> _SET PROBLEM_:
Find each line with the string "countries" and report it.
-------- TASK MATERIAL
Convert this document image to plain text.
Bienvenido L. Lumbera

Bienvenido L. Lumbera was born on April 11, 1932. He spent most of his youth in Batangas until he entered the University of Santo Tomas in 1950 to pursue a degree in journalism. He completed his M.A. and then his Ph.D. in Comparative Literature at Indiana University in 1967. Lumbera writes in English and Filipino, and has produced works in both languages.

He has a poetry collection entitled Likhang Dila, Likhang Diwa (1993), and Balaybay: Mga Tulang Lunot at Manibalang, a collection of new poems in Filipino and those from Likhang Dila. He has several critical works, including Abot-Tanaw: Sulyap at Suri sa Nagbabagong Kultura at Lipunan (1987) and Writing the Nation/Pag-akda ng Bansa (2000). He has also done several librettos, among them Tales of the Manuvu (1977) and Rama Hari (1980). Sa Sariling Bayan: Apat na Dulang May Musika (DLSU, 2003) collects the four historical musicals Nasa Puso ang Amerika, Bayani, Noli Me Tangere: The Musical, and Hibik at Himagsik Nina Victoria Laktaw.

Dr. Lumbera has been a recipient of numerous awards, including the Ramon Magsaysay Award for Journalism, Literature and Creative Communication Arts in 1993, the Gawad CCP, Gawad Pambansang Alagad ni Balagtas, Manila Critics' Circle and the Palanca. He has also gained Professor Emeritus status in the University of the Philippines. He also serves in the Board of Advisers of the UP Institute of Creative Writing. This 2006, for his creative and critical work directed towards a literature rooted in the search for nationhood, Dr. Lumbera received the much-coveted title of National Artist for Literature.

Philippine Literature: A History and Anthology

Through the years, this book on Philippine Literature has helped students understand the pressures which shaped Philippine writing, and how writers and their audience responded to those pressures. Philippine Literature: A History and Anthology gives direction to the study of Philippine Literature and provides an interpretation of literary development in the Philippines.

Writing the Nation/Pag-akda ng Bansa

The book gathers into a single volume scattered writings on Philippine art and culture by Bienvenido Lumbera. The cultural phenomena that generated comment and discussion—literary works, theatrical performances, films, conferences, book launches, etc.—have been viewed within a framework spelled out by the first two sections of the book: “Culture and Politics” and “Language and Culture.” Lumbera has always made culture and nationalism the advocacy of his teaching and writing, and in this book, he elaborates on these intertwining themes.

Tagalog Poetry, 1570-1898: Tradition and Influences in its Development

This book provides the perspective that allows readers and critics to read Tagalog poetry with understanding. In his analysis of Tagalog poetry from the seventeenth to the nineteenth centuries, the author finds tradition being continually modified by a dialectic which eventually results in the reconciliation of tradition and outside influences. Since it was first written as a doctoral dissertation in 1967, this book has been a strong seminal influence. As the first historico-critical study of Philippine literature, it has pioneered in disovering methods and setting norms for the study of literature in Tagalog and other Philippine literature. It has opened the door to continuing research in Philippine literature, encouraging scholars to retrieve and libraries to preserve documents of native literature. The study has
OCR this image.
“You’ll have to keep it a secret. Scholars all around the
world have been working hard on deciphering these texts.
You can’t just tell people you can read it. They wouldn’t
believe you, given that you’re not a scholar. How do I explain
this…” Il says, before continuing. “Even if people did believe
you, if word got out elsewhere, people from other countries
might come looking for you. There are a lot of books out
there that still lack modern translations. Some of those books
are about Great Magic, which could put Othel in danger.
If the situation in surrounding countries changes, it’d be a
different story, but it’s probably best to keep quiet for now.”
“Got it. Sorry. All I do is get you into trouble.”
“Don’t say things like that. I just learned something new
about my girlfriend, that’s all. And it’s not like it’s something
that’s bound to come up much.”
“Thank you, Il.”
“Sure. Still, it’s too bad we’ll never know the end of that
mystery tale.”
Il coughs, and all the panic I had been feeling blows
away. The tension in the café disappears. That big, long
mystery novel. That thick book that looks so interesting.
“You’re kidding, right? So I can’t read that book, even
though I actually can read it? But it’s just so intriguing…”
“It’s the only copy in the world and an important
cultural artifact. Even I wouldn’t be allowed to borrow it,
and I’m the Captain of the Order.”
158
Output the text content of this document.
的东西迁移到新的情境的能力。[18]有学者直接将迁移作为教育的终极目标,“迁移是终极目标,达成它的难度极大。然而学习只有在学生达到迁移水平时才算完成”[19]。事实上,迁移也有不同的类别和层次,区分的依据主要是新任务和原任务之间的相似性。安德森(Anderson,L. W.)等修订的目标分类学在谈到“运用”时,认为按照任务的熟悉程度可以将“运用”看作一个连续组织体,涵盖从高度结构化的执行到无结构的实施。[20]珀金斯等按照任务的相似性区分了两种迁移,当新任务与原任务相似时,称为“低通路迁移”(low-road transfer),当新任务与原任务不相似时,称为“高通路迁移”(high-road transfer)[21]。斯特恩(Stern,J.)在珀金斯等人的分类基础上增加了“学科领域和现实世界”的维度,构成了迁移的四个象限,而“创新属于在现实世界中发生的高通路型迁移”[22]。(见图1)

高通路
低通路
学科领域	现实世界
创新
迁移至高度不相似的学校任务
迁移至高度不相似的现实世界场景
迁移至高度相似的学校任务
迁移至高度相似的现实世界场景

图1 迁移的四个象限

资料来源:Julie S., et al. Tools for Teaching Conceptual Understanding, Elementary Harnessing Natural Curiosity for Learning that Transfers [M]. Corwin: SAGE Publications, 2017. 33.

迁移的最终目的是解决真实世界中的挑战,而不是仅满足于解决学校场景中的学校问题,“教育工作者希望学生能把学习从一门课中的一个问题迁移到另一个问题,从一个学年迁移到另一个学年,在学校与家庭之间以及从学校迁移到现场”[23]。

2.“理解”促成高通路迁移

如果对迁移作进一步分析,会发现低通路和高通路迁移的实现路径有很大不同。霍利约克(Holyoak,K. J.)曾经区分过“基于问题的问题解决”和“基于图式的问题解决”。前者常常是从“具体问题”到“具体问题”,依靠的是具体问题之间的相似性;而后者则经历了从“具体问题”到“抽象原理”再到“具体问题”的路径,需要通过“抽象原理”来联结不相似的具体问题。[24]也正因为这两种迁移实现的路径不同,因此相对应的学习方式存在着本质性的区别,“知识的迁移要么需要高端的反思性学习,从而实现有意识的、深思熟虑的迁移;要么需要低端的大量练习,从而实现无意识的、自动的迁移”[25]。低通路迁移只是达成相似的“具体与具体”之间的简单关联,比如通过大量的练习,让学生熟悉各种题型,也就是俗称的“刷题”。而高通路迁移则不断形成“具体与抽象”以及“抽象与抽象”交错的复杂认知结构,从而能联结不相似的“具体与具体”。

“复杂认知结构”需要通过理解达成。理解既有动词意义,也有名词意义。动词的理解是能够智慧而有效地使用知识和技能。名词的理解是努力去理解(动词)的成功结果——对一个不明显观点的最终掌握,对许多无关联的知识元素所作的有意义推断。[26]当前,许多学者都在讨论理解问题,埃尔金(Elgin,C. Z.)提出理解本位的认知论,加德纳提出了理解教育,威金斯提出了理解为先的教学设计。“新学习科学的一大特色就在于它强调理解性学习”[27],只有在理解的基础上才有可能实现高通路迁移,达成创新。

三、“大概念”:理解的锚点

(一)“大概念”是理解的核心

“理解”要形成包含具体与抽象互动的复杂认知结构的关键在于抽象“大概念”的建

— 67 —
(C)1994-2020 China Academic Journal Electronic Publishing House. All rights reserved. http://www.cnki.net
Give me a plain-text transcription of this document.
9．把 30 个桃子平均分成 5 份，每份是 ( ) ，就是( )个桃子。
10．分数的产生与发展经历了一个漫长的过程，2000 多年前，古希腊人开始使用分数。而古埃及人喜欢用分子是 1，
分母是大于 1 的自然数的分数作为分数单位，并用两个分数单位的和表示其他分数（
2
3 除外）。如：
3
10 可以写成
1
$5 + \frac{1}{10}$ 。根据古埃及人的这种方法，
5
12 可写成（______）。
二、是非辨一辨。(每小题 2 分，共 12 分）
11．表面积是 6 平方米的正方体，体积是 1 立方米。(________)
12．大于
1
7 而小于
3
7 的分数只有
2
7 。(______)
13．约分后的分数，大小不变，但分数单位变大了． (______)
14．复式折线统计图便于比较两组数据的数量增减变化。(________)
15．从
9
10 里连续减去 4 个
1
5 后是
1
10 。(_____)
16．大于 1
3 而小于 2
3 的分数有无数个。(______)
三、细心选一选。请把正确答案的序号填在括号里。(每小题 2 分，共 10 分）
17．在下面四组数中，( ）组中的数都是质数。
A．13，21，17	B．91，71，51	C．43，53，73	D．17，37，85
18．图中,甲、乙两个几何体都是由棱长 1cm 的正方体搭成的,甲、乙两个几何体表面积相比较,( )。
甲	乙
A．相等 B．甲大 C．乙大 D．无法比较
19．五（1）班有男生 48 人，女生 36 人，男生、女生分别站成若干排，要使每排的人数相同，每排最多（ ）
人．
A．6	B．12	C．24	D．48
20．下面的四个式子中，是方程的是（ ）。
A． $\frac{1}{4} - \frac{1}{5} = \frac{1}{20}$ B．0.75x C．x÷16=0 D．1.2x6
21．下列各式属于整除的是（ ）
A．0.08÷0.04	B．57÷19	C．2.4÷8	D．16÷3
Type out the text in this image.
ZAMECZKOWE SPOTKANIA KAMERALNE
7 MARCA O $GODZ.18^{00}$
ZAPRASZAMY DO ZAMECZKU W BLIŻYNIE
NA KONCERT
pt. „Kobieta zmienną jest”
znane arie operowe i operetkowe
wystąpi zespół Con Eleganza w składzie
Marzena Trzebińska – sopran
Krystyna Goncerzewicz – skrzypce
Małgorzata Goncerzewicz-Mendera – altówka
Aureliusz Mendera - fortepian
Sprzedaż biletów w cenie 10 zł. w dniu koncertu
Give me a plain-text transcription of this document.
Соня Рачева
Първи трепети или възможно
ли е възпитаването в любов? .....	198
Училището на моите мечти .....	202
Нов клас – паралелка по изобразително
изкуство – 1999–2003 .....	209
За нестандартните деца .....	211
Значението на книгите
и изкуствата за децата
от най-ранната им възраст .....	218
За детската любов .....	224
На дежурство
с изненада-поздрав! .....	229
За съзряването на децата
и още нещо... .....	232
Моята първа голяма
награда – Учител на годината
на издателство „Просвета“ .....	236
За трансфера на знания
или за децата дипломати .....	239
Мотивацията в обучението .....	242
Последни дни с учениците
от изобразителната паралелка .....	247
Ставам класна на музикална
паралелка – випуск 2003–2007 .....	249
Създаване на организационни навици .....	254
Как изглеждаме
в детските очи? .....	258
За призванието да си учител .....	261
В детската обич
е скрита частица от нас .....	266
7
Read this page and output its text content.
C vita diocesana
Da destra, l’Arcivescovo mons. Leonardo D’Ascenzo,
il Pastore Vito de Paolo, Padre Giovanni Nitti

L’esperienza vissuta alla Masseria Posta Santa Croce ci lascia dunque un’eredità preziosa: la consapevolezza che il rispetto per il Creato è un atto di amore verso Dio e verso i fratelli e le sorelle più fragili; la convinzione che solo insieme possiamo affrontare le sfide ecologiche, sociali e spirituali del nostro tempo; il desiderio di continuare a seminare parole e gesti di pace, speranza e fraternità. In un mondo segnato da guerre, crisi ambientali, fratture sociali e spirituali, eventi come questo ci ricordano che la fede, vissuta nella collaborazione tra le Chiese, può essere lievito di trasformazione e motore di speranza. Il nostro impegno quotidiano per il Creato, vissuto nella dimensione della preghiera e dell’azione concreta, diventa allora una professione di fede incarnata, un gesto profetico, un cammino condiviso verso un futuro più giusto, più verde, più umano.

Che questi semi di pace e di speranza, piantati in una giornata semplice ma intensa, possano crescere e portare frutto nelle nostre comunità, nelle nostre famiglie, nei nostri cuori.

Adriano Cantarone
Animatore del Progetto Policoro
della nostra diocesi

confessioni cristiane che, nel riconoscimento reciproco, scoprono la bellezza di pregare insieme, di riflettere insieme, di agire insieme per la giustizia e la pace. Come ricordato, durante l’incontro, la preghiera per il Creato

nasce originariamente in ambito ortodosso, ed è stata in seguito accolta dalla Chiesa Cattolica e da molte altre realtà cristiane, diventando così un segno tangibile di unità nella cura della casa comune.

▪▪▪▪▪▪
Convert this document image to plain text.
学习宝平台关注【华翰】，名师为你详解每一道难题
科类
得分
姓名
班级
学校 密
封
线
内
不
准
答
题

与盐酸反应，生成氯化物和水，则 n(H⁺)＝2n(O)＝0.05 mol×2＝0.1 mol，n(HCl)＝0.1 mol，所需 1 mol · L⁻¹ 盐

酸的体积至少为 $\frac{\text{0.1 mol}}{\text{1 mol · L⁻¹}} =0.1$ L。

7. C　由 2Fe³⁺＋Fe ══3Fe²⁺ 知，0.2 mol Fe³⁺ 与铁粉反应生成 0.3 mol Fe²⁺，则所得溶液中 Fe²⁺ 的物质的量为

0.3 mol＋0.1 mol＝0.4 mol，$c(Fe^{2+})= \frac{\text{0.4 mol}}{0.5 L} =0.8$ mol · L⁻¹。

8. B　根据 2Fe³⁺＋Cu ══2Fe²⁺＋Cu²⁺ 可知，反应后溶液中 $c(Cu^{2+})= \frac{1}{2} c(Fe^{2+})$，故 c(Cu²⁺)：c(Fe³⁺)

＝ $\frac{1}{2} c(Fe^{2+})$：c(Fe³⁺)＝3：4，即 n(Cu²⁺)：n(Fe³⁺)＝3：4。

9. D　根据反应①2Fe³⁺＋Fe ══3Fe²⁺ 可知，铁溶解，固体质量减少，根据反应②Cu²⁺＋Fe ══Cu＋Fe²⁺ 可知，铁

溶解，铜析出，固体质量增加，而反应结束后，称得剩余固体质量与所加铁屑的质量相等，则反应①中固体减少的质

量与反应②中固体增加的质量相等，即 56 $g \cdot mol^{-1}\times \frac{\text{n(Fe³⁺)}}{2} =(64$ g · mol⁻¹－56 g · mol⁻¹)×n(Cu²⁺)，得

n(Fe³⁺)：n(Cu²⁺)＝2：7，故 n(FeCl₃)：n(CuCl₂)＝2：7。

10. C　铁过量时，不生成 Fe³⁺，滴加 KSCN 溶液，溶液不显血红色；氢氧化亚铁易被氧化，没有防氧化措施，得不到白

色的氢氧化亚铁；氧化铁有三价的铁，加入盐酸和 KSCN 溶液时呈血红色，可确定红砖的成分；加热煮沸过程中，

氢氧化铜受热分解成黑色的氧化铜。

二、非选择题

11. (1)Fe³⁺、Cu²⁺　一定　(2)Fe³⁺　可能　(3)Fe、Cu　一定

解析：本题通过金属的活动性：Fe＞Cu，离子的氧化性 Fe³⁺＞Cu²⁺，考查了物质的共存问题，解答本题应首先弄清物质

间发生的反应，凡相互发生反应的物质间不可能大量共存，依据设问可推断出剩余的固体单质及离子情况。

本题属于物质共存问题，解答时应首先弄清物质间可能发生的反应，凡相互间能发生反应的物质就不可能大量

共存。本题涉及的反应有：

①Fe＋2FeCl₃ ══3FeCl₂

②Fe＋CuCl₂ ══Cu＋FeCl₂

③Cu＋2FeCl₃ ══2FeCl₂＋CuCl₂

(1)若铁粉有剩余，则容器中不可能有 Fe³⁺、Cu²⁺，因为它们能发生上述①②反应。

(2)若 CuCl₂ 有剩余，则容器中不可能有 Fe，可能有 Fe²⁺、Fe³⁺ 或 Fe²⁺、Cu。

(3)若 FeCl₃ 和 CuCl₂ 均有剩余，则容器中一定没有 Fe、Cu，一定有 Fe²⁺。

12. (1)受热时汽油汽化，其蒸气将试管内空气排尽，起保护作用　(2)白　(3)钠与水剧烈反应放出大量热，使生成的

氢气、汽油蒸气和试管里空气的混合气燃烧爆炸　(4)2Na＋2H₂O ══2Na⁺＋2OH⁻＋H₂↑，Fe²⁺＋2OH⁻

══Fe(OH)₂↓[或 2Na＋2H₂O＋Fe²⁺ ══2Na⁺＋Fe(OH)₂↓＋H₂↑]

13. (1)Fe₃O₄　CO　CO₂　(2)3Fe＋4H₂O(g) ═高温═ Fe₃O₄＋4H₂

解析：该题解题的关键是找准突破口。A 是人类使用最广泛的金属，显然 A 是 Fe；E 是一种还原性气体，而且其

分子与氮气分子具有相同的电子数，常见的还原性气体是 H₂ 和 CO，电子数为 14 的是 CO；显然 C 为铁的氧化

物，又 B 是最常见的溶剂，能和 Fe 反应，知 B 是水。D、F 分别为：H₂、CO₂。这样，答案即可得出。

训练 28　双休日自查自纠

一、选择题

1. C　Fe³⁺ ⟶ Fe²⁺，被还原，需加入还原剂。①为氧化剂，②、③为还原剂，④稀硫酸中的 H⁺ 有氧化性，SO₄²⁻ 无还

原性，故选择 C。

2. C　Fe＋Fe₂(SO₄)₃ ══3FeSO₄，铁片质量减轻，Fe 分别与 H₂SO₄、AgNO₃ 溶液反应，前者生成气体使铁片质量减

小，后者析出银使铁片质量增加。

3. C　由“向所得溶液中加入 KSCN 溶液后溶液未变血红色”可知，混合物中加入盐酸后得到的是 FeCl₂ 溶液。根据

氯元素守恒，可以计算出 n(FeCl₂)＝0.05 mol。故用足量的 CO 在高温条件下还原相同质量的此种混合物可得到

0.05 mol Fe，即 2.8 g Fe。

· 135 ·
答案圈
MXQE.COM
----------------
> _WRITTEN ANSWER_:
you, if word got out elsewhere, people from other countries
If the situation in surrounding countries changes, it’d be a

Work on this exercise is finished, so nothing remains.